> **Job**
Beneath this sentence is a listing. Return its lines from the one containing "Read out every word on this page." through the last, exactly, and omit the pictures.

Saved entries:
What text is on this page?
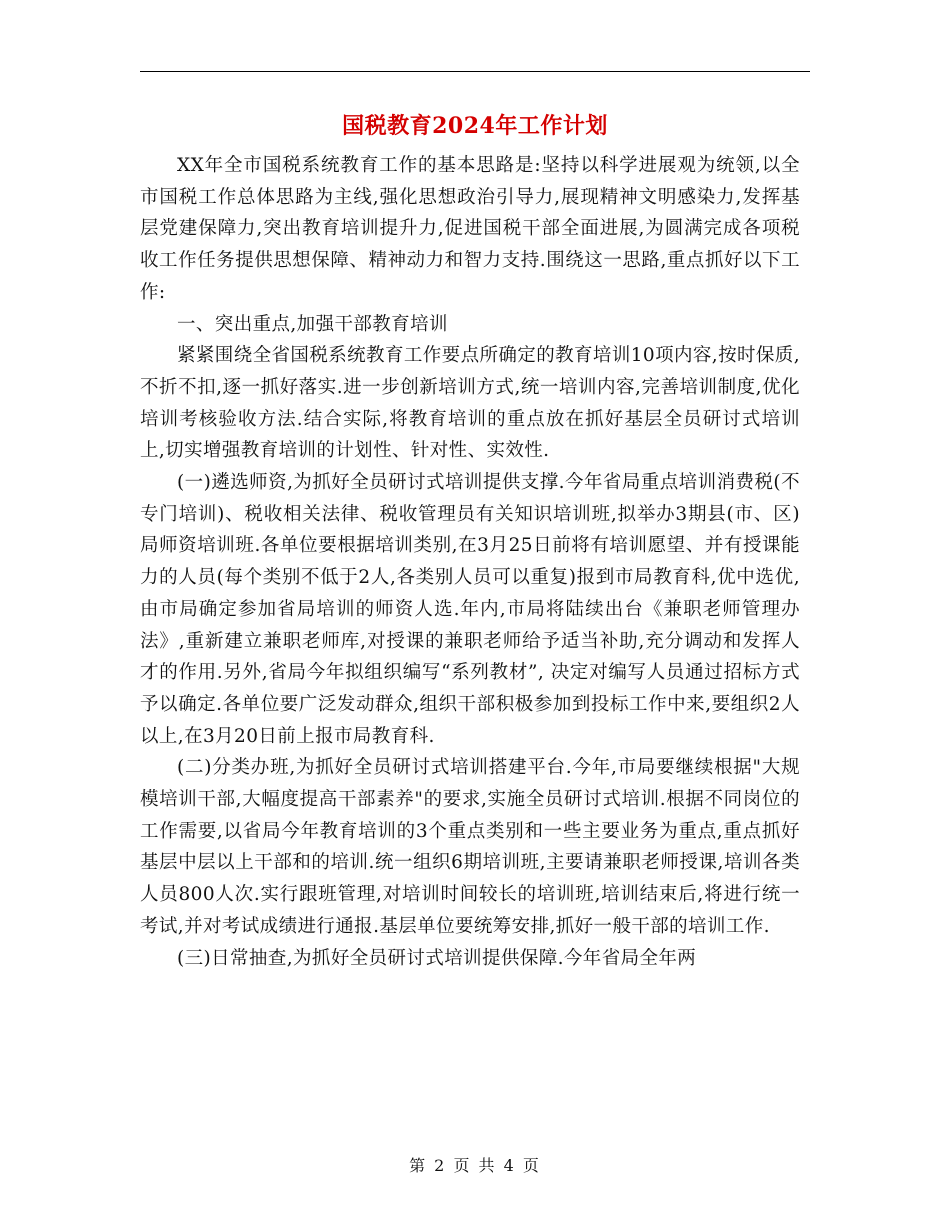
国税教育2024年工作计划

XX年全市国税系统教育工作的基本思路是:坚持以科学进展观为统领,以全市国税工作总体思路为主线,强化思想政治引导力,展现精神文明感染力,发挥基层党建保障力,突出教育培训提升力,促进国税干部全面进展,为圆满完成各项税收工作任务提供思想保障、精神动力和智力支持.围绕这一思路,重点抓好以下工作:

一、突出重点,加强干部教育培训

紧紧围绕全省国税系统教育工作要点所确定的教育培训10项内容,按时保质,不折不扣,逐一抓好落实.进一步创新培训方式,统一培训内容,完善培训制度,优化培训考核验收方法.结合实际,将教育培训的重点放在抓好基层全员研讨式培训上,切实增强教育培训的计划性、针对性、实效性.

(一)遴选师资,为抓好全员研讨式培训提供支撑.今年省局重点培训消费税(不专门培训)、税收相关法律、税收管理员有关知识培训班,拟举办3期县(市、区)局师资培训班.各单位要根据培训类别,在3月25日前将有培训愿望、并有授课能力的人员(每个类别不低于2人,各类别人员可以重复)报到市局教育科,优中选优,由市局确定参加省局培训的师资人选.年内,市局将陆续出台《兼职老师管理办法》,重新建立兼职老师库,对授课的兼职老师给予适当补助,充分调动和发挥人才的作用.另外,省局今年拟组织编写“系列教材”, 决定对编写人员通过招标方式予以确定.各单位要广泛发动群众,组织干部积极参加到投标工作中来,要组织2人以上,在3月20日前上报市局教育科.

(二)分类办班,为抓好全员研讨式培训搭建平台.今年,市局要继续根据"大规模培训干部,大幅度提高干部素养"的要求,实施全员研讨式培训.根据不同岗位的工作需要,以省局今年教育培训的3个重点类别和一些主要业务为重点,重点抓好基层中层以上干部和的培训.统一组织6期培训班,主要请兼职老师授课,培训各类人员800人次.实行跟班管理,对培训时间较长的培训班,培训结束后,将进行统一考试,并对考试成绩进行通报.基层单位要统筹安排,抓好一般干部的培训工作.

(三)日常抽查,为抓好全员研讨式培训提供保障.今年省局全年两

第 2 页 共 4 页
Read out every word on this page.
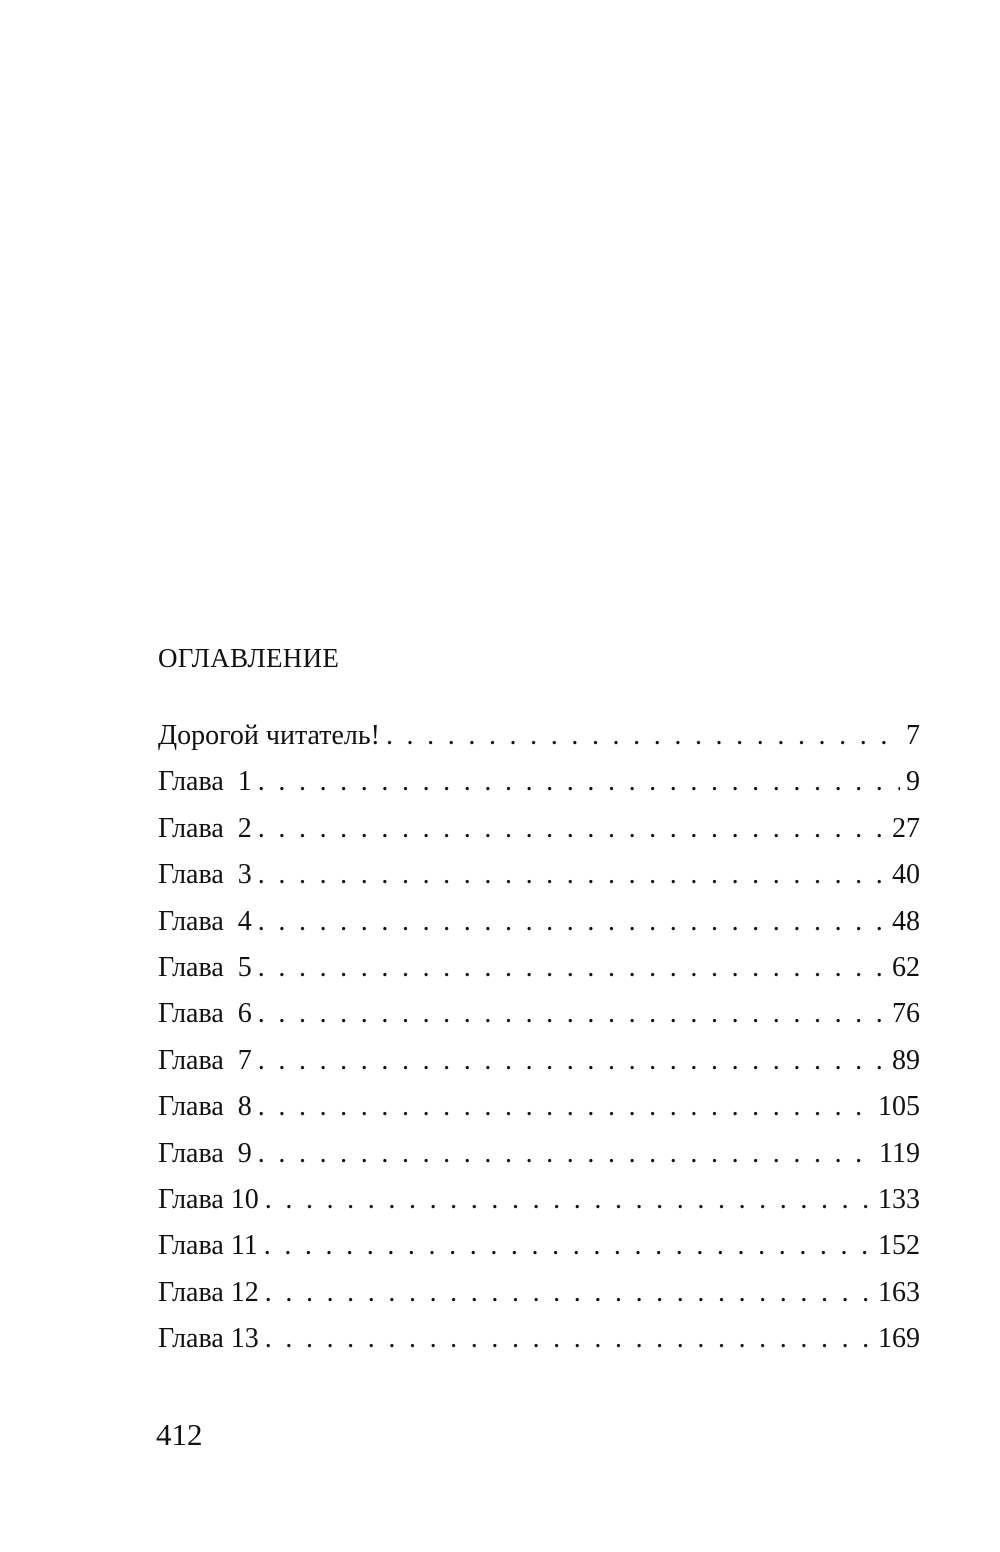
ОГЛАВЛЕНИЕ
Дорогой читатель! . . .	7
Глава  1 . . .	9
Глава  2 . . .	27
Глава  3 . . .	40
Глава  4 . . .	48
Глава  5 . . .	62
Глава  6 . . .	76
Глава  7 . . .	89
Глава  8 . . .	105
Глава  9 . . .	119
Глава 10 . . .	133
Глава 11 . . .	152
Глава 12 . . .	163
Глава 13 . . .	169
412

> **Solution below**
Read out every word on this page.
ОГЛАВЛЕНИЕ
Дорогой читатель! . . .	7
Глава  1 . . .	9
Глава  2 . . .	27
Глава  3 . . .	40
Глава  4 . . .	48
Глава  5 . . .	62
Глава  6 . . .	76
Глава  7 . . .	89
Глава  8 . . .	105
Глава  9 . . .	119
Глава 10 . . .	133
Глава 11 . . .	152
Глава 12 . . .	163
Глава 13 . . .	169
412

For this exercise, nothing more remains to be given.